— Goal of the exercise —
Write the records below out again exactly as given, with no images.
****************
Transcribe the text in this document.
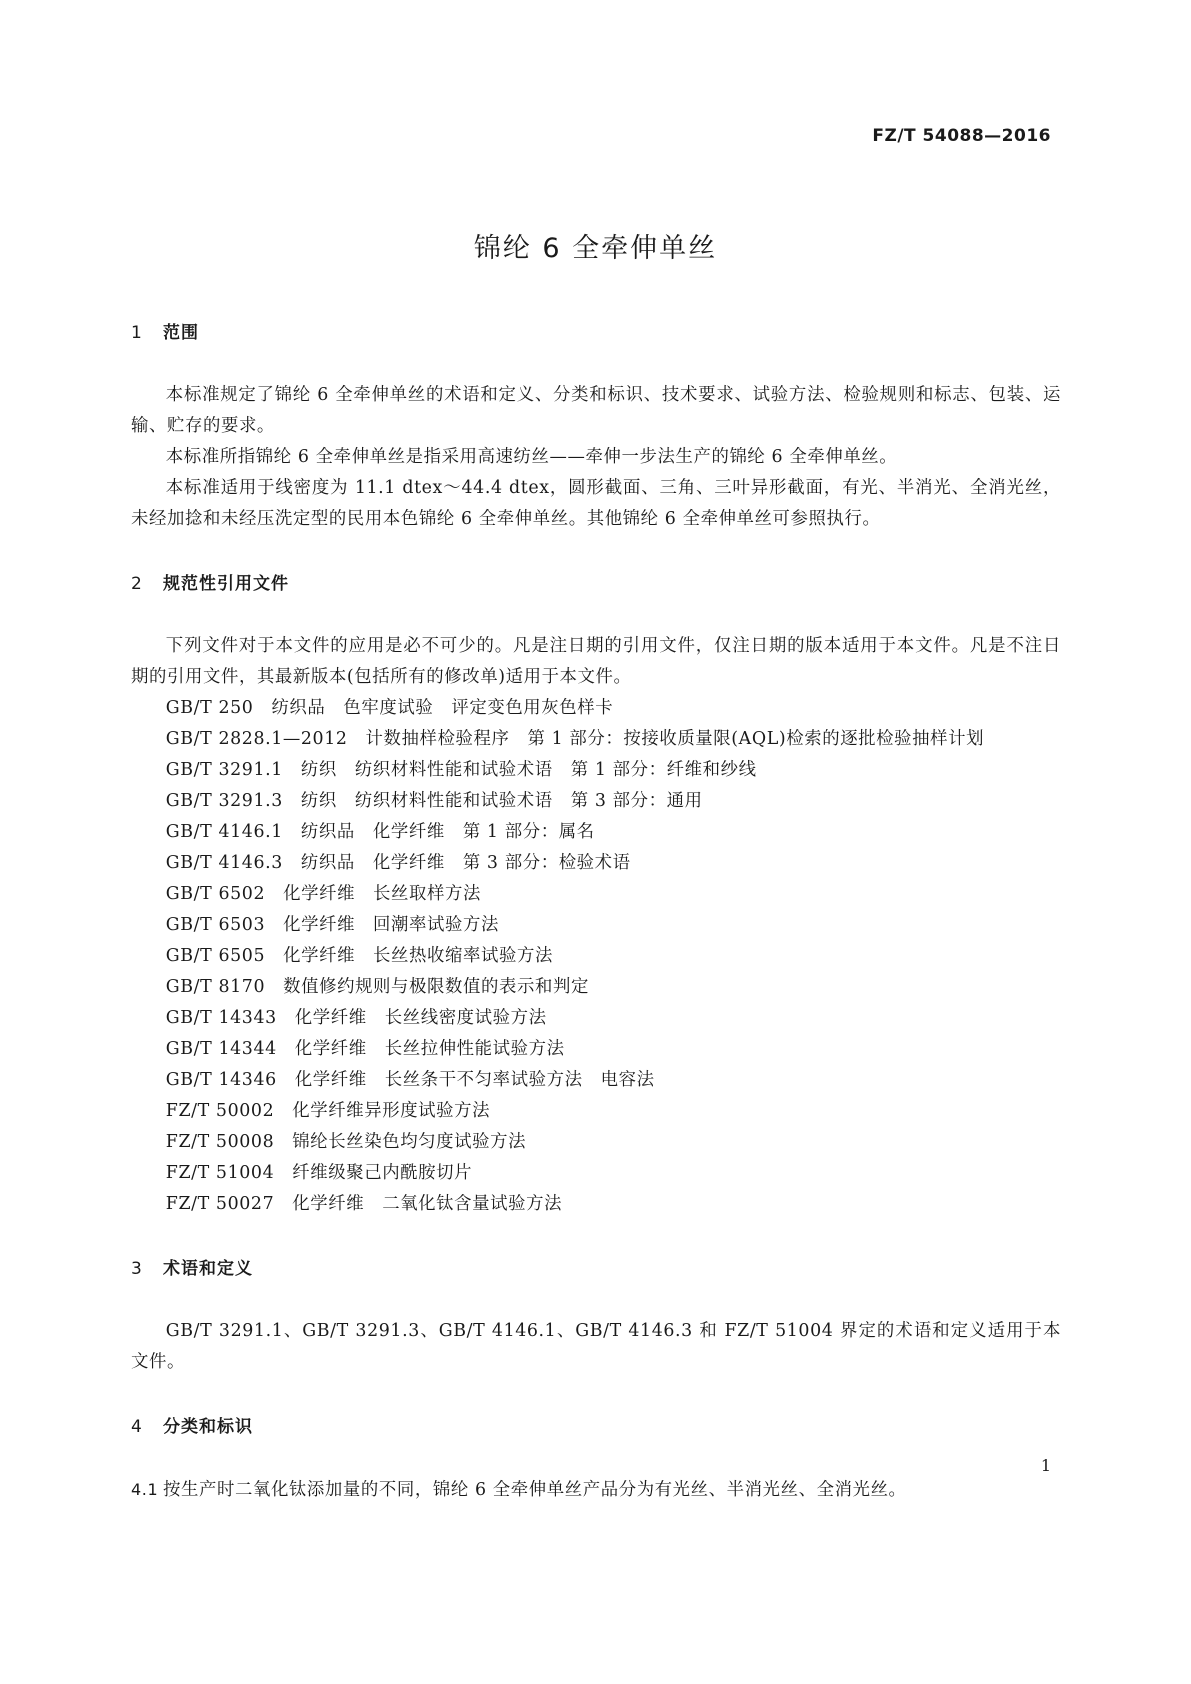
FZ/T 54088—2016
锦纶 6 全牵伸单丝
1 范围

本标准规定了锦纶 6 全牵伸单丝的术语和定义、分类和标识、技术要求、试验方法、检验规则和标志、包装、运输、贮存的要求。

本标准所指锦纶 6 全牵伸单丝是指采用高速纺丝——牵伸一步法生产的锦纶 6 全牵伸单丝。

本标准适用于线密度为 11.1 dtex～44.4 dtex，圆形截面、三角、三叶异形截面，有光、半消光、全消光丝，未经加捻和未经压洗定型的民用本色锦纶 6 全牵伸单丝。其他锦纶 6 全牵伸单丝可参照执行。

2 规范性引用文件

下列文件对于本文件的应用是必不可少的。凡是注日期的引用文件，仅注日期的版本适用于本文件。凡是不注日期的引用文件，其最新版本(包括所有的修改单)适用于本文件。

GB/T 250　纺织品　色牢度试验　评定变色用灰色样卡
GB/T 2828.1—2012　计数抽样检验程序　第 1 部分：按接收质量限(AQL)检索的逐批检验抽样计划
GB/T 3291.1　纺织　纺织材料性能和试验术语　第 1 部分：纤维和纱线
GB/T 3291.3　纺织　纺织材料性能和试验术语　第 3 部分：通用
GB/T 4146.1　纺织品　化学纤维　第 1 部分：属名
GB/T 4146.3　纺织品　化学纤维　第 3 部分：检验术语
GB/T 6502　化学纤维　长丝取样方法
GB/T 6503　化学纤维　回潮率试验方法
GB/T 6505　化学纤维　长丝热收缩率试验方法
GB/T 8170　数值修约规则与极限数值的表示和判定
GB/T 14343　化学纤维　长丝线密度试验方法
GB/T 14344　化学纤维　长丝拉伸性能试验方法
GB/T 14346　化学纤维　长丝条干不匀率试验方法　电容法
FZ/T 50002　化学纤维异形度试验方法
FZ/T 50008　锦纶长丝染色均匀度试验方法
FZ/T 51004　纤维级聚己内酰胺切片
FZ/T 50027　化学纤维　二氧化钛含量试验方法
3 术语和定义

GB/T 3291.1、GB/T 3291.3、GB/T 4146.1、GB/T 4146.3 和 FZ/T 51004 界定的术语和定义适用于本文件。

4 分类和标识
4.1 按生产时二氧化钛添加量的不同，锦纶 6 全牵伸单丝产品分为有光丝、半消光丝、全消光丝。
1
****************
— Result —
Transcribe the text in this document.
FZ/T 54088—2016
锦纶 6 全牵伸单丝
1 范围

本标准规定了锦纶 6 全牵伸单丝的术语和定义、分类和标识、技术要求、试验方法、检验规则和标志、包装、运输、贮存的要求。

本标准所指锦纶 6 全牵伸单丝是指采用高速纺丝——牵伸一步法生产的锦纶 6 全牵伸单丝。

本标准适用于线密度为 11.1 dtex～44.4 dtex，圆形截面、三角、三叶异形截面，有光、半消光、全消光丝，未经加捻和未经压洗定型的民用本色锦纶 6 全牵伸单丝。其他锦纶 6 全牵伸单丝可参照执行。

2 规范性引用文件

下列文件对于本文件的应用是必不可少的。凡是注日期的引用文件，仅注日期的版本适用于本文件。凡是不注日期的引用文件，其最新版本(包括所有的修改单)适用于本文件。

GB/T 250　纺织品　色牢度试验　评定变色用灰色样卡
GB/T 2828.1—2012　计数抽样检验程序　第 1 部分：按接收质量限(AQL)检索的逐批检验抽样计划
GB/T 3291.1　纺织　纺织材料性能和试验术语　第 1 部分：纤维和纱线
GB/T 3291.3　纺织　纺织材料性能和试验术语　第 3 部分：通用
GB/T 4146.1　纺织品　化学纤维　第 1 部分：属名
GB/T 4146.3　纺织品　化学纤维　第 3 部分：检验术语
GB/T 6502　化学纤维　长丝取样方法
GB/T 6503　化学纤维　回潮率试验方法
GB/T 6505　化学纤维　长丝热收缩率试验方法
GB/T 8170　数值修约规则与极限数值的表示和判定
GB/T 14343　化学纤维　长丝线密度试验方法
GB/T 14344　化学纤维　长丝拉伸性能试验方法
GB/T 14346　化学纤维　长丝条干不匀率试验方法　电容法
FZ/T 50002　化学纤维异形度试验方法
FZ/T 50008　锦纶长丝染色均匀度试验方法
FZ/T 51004　纤维级聚己内酰胺切片
FZ/T 50027　化学纤维　二氧化钛含量试验方法
3 术语和定义

GB/T 3291.1、GB/T 3291.3、GB/T 4146.1、GB/T 4146.3 和 FZ/T 51004 界定的术语和定义适用于本文件。

4 分类和标识
4.1 按生产时二氧化钛添加量的不同，锦纶 6 全牵伸单丝产品分为有光丝、半消光丝、全消光丝。
1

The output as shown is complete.